> Exercise goal: Write down every entry below once more, exactly.

··· Exercise material

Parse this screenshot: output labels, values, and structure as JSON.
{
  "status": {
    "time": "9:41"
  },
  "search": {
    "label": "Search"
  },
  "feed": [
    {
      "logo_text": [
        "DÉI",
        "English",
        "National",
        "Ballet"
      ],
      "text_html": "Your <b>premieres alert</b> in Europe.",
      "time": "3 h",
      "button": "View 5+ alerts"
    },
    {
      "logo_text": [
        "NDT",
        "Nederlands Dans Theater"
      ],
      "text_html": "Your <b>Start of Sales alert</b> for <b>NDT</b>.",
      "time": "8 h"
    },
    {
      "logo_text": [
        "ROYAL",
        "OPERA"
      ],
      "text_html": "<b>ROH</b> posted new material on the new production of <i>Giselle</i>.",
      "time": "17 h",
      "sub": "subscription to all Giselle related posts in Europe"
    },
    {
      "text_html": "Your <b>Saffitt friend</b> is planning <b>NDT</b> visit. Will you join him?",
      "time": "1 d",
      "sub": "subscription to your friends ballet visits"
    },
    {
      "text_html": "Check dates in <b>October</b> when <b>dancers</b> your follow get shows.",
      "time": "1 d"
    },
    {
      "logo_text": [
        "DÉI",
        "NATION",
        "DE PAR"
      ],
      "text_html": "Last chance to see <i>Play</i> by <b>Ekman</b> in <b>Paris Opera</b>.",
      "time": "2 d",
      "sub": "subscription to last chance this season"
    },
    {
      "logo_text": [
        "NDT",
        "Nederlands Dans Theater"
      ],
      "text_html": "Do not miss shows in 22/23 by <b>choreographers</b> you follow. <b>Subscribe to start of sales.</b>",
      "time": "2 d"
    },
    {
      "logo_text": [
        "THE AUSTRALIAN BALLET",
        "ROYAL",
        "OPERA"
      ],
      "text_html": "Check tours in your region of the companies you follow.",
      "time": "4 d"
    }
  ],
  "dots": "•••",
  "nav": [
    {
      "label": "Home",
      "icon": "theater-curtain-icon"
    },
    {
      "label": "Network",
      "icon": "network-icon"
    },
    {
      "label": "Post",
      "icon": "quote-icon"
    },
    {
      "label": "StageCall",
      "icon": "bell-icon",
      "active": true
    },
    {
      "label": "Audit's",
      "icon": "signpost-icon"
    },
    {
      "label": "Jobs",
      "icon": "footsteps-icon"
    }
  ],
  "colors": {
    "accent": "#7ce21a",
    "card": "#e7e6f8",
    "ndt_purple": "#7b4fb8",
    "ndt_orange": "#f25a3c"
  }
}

······

> Exercise response:
Parse this screenshot: output labels, values, and structure as JSON.
{
  "status": {
    "time": "9:41"
  },
  "search": {
    "label": "Search"
  },
  "feed": [
    {
      "logo_text": [
        "DÉI",
        "English",
        "National",
        "Ballet"
      ],
      "text_html": "Your <b>premieres alert</b> in Europe.",
      "time": "3 h",
      "button": "View 5+ alerts"
    },
    {
      "logo_text": [
        "NDT",
        "Nederlands Dans Theater"
      ],
      "text_html": "Your <b>Start of Sales alert</b> for <b>NDT</b>.",
      "time": "8 h"
    },
    {
      "logo_text": [
        "ROYAL",
        "OPERA"
      ],
      "text_html": "<b>ROH</b> posted new material on the new production of <i>Giselle</i>.",
      "time": "17 h",
      "sub": "subscription to all Giselle related posts in Europe"
    },
    {
      "text_html": "Your <b>Saffitt friend</b> is planning <b>NDT</b> visit. Will you join him?",
      "time": "1 d",
      "sub": "subscription to your friends ballet visits"
    },
    {
      "text_html": "Check dates in <b>October</b> when <b>dancers</b> your follow get shows.",
      "time": "1 d"
    },
    {
      "logo_text": [
        "DÉI",
        "NATION",
        "DE PAR"
      ],
      "text_html": "Last chance to see <i>Play</i> by <b>Ekman</b> in <b>Paris Opera</b>.",
      "time": "2 d",
      "sub": "subscription to last chance this season"
    },
    {
      "logo_text": [
        "NDT",
        "Nederlands Dans Theater"
      ],
      "text_html": "Do not miss shows in 22/23 by <b>choreographers</b> you follow. <b>Subscribe to start of sales.</b>",
      "time": "2 d"
    },
    {
      "logo_text": [
        "THE AUSTRALIAN BALLET",
        "ROYAL",
        "OPERA"
      ],
      "text_html": "Check tours in your region of the companies you follow.",
      "time": "4 d"
    }
  ],
  "dots": "•••",
  "nav": [
    {
      "label": "Home",
      "icon": "theater-curtain-icon"
    },
    {
      "label": "Network",
      "icon": "network-icon"
    },
    {
      "label": "Post",
      "icon": "quote-icon"
    },
    {
      "label": "StageCall",
      "icon": "bell-icon",
      "active": true
    },
    {
      "label": "Audit's",
      "icon": "signpost-icon"
    },
    {
      "label": "Jobs",
      "icon": "footsteps-icon"
    }
  ],
  "colors": {
    "accent": "#7ce21a",
    "card": "#e7e6f8",
    "ndt_purple": "#7b4fb8",
    "ndt_orange": "#f25a3c"
  }
}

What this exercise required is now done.